### Job:
Count the lines in the entries below that contain the string "header", with case counting, and give only the number.

- - - -

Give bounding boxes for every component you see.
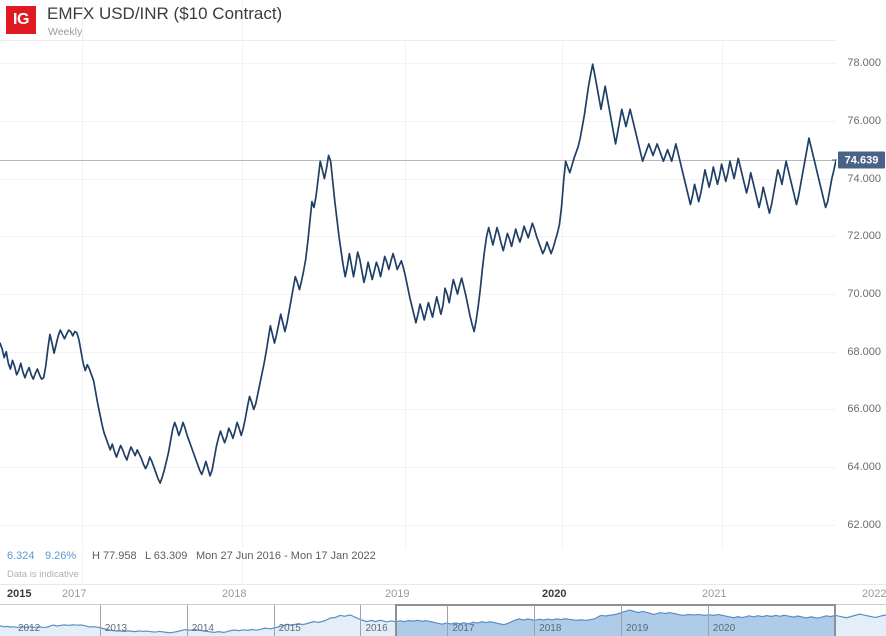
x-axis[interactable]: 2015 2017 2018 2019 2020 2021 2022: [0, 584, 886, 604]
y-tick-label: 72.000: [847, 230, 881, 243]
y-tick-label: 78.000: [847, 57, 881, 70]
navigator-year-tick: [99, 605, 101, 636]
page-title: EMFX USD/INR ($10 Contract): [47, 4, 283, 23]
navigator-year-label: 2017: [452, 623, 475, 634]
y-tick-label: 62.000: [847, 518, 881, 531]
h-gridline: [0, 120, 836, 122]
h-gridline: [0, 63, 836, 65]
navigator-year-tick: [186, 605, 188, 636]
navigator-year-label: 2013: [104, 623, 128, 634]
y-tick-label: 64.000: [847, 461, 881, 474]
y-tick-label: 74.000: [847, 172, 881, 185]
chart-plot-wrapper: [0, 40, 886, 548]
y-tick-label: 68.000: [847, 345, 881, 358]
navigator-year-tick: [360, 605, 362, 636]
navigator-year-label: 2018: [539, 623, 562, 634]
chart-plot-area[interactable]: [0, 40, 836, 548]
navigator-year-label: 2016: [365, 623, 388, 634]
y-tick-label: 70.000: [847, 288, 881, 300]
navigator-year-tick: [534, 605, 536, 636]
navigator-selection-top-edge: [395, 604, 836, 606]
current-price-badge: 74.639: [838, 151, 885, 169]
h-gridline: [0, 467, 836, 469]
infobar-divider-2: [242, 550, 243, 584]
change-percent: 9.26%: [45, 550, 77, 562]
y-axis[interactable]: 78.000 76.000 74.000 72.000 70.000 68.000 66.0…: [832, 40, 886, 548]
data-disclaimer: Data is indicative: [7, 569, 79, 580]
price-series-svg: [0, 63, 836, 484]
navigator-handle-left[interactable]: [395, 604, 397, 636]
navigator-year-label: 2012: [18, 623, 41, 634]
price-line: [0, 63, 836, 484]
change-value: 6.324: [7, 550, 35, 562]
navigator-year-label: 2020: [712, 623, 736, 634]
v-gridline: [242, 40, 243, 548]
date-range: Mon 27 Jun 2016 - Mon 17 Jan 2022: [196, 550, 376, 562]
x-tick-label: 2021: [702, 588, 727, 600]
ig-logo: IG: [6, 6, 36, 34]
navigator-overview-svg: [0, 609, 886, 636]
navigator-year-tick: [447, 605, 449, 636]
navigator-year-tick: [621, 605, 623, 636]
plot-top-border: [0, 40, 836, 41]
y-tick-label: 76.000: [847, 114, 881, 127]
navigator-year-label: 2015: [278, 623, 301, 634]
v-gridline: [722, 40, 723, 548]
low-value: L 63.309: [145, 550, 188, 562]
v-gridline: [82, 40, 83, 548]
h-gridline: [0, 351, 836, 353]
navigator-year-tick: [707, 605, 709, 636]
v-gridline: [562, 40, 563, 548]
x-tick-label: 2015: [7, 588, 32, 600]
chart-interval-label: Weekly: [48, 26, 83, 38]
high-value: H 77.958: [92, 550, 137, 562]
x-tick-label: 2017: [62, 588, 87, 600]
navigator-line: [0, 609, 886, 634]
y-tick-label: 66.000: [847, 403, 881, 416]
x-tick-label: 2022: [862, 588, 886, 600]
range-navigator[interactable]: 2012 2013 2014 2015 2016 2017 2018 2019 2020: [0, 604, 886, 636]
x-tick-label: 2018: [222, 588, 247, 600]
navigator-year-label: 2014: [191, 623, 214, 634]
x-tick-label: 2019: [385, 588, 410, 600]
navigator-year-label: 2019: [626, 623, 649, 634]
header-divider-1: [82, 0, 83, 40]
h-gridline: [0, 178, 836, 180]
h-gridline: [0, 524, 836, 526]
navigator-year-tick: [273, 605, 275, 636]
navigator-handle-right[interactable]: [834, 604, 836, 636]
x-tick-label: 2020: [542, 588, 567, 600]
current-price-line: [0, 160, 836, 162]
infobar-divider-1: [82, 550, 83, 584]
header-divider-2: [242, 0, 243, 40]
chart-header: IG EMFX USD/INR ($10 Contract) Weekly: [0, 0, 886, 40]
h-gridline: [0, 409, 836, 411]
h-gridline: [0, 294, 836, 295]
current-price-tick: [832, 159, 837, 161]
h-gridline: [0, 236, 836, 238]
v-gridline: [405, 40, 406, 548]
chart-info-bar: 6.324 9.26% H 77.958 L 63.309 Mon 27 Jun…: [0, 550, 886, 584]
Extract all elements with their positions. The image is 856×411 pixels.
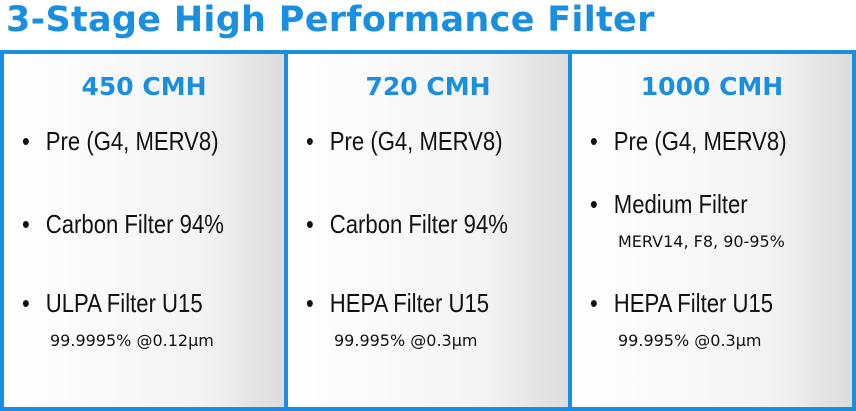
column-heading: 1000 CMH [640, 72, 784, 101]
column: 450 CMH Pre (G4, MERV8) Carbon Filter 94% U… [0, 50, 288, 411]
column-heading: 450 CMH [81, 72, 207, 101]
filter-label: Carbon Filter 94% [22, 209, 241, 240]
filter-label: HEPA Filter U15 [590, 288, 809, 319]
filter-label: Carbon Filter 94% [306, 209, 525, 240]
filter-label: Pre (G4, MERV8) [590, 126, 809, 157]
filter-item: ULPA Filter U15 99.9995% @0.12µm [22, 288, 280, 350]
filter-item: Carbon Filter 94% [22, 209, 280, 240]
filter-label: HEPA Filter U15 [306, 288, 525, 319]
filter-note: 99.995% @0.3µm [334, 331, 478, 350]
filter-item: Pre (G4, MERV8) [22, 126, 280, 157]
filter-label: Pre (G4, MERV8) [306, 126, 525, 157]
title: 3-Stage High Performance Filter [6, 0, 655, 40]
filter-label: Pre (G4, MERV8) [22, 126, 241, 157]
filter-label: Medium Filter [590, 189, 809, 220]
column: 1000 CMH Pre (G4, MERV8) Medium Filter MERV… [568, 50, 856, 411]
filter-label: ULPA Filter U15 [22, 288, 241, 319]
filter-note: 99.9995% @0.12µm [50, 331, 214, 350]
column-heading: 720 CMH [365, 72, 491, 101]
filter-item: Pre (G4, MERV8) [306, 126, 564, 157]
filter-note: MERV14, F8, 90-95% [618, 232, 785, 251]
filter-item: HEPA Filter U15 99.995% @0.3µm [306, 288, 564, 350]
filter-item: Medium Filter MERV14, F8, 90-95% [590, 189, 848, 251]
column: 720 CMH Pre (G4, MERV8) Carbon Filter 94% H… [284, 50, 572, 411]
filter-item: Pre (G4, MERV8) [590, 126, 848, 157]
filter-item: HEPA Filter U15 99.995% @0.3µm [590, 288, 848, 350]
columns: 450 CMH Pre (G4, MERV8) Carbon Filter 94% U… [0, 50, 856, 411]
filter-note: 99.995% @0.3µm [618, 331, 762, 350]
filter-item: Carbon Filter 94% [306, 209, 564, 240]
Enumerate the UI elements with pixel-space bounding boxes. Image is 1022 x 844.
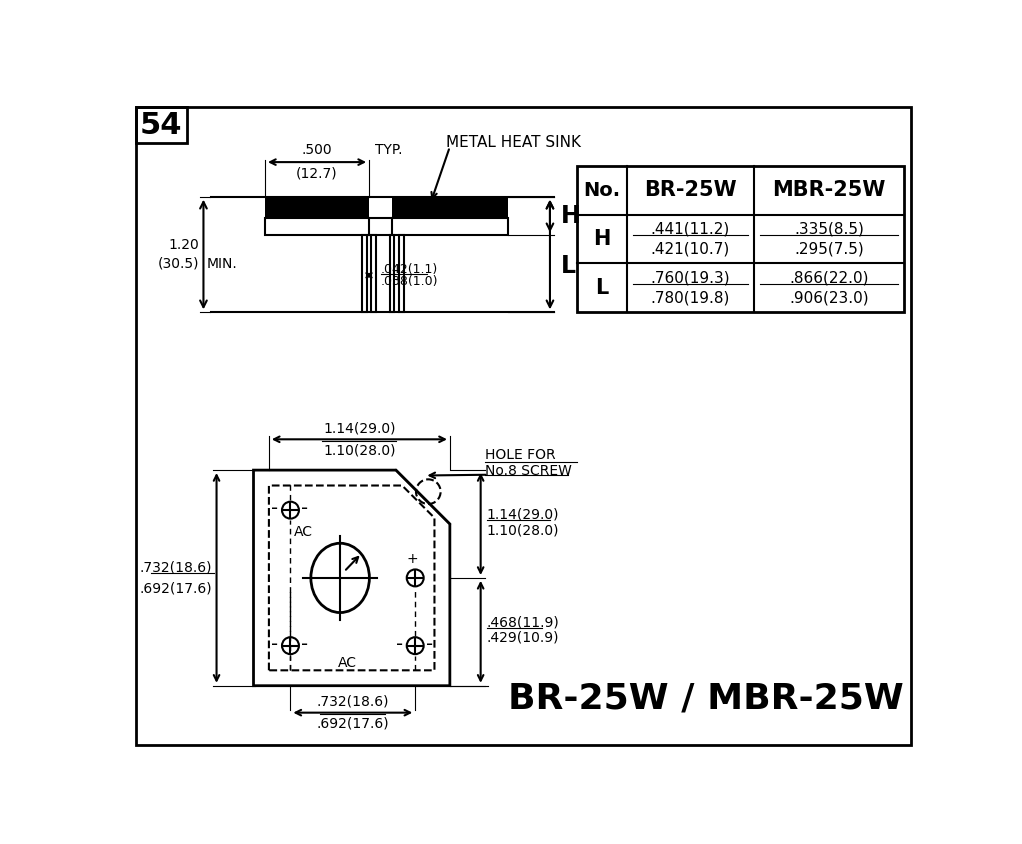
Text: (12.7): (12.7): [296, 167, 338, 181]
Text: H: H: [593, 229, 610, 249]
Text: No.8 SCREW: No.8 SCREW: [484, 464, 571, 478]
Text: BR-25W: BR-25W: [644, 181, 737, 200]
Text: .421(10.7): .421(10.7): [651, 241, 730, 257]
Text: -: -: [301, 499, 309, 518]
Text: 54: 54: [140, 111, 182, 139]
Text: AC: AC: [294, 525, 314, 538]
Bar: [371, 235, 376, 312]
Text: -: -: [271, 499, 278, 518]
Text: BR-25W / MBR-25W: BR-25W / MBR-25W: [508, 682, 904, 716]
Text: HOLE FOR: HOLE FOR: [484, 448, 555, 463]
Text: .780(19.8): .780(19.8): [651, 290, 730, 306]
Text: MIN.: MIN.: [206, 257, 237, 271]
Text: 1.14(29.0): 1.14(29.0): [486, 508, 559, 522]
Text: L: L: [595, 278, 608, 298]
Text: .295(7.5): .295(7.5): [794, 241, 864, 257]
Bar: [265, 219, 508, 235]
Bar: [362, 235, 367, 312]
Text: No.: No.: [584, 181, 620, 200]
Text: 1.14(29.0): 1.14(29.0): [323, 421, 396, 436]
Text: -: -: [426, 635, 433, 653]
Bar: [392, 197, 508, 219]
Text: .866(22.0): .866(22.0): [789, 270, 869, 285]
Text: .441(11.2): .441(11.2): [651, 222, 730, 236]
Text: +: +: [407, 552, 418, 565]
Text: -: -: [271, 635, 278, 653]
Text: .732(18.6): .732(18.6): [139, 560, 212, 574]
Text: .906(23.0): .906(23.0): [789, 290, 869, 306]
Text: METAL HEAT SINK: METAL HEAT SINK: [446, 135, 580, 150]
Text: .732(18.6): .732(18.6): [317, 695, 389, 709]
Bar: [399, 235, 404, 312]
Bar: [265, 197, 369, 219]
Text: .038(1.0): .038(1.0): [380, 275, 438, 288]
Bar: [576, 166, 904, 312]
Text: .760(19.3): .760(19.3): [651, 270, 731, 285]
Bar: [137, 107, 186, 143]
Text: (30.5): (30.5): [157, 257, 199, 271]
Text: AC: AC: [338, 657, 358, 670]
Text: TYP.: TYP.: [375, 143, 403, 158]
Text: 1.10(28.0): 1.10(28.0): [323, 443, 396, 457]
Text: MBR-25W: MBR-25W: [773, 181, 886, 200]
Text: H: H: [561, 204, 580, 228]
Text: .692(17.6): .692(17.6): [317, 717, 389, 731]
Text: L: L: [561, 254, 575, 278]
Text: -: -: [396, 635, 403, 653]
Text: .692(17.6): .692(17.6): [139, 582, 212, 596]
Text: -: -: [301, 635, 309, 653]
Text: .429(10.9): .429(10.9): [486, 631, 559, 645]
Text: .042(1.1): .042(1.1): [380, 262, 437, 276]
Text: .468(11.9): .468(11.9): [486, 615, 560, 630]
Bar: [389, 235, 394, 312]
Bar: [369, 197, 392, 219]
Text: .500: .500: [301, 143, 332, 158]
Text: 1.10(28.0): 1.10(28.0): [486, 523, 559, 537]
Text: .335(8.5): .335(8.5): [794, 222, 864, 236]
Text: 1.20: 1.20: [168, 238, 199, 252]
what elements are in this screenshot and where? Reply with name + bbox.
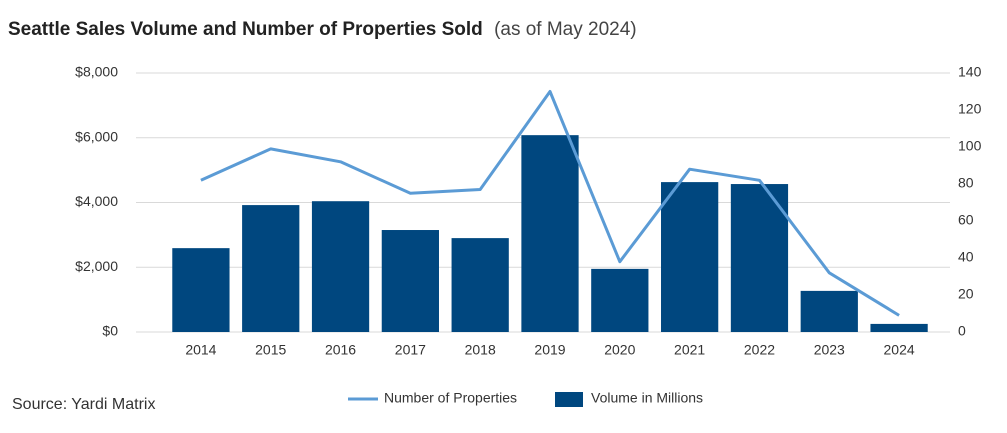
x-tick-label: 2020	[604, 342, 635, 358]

- - - -

### The result:
3